Show each line that has the string "great" in it.

-------- Input data --------

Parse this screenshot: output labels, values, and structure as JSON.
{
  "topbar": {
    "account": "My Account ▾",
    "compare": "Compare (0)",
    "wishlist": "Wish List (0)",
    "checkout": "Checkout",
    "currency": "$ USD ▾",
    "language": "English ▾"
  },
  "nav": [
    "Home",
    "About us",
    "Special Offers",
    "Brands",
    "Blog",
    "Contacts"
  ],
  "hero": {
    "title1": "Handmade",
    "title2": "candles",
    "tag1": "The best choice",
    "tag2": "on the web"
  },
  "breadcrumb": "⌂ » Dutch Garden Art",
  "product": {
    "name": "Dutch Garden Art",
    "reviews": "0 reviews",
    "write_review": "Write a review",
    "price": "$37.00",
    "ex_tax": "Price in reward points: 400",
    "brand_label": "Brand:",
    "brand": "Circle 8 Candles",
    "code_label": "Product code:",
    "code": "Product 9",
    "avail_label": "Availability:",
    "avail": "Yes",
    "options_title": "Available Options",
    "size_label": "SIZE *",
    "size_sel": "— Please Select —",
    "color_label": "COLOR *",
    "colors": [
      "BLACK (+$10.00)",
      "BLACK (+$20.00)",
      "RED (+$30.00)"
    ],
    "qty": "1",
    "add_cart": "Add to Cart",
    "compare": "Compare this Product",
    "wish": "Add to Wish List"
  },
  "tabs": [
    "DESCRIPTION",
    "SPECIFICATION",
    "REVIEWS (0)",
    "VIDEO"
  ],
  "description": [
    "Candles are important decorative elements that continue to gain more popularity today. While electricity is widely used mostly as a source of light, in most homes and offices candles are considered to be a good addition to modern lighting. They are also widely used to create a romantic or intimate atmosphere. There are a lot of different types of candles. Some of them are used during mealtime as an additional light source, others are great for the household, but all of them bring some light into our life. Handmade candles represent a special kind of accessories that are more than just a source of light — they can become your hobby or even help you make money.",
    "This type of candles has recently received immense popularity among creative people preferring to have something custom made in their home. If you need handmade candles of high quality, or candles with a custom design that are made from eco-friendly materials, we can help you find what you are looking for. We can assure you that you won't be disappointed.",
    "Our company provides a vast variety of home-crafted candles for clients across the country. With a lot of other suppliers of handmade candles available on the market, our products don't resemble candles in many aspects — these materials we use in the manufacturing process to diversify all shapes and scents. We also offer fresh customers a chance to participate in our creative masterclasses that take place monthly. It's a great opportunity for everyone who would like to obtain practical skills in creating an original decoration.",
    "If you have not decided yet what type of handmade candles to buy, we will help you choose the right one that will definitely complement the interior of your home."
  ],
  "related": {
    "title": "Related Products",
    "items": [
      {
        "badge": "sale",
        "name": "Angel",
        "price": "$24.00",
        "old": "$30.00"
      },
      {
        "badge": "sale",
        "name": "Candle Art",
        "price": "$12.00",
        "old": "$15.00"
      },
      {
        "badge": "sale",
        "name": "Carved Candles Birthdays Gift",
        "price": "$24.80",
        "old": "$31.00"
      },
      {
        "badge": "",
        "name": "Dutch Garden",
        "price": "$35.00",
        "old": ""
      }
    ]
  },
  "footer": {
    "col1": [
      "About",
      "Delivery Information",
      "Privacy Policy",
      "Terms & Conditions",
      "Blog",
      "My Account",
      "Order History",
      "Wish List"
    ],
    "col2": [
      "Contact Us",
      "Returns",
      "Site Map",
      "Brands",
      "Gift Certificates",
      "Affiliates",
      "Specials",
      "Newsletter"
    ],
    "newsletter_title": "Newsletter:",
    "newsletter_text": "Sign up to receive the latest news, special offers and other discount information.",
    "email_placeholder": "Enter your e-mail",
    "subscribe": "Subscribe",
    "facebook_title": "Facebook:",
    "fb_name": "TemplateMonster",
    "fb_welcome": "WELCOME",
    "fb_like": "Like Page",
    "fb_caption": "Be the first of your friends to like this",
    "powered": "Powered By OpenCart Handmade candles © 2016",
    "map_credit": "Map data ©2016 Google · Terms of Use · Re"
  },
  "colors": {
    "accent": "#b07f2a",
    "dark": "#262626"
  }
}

--------

_Exercise result:_
    "Candles are important decorative elements that continue to gain more popularity today. While electricity is widely used mostly as a source of light, in most homes and offices candles are considered to be a good addition to modern lighting. They are also widely used to create a romantic or intimate atmosphere. There are a lot of different types of candles. Some of them are used during mealtime as an additional light source, others are great for the household, but all of them bring some light into our life. Handmade candles represent a special kind of accessories that are more than just a source of light — they can become your hobby or even help you make money.",
    "Our company provides a vast variety of home-crafted candles for clients across the country. With a lot of other suppliers of handmade candles available on the market, our products don't resemble candles in many aspects — these materials we use in the manufacturing process to diversify all shapes and scents. We also offer fresh customers a chance to participate in our creative masterclasses that take place monthly. It's a great opportunity for everyone who would like to obtain practical skills in creating an original decoration.",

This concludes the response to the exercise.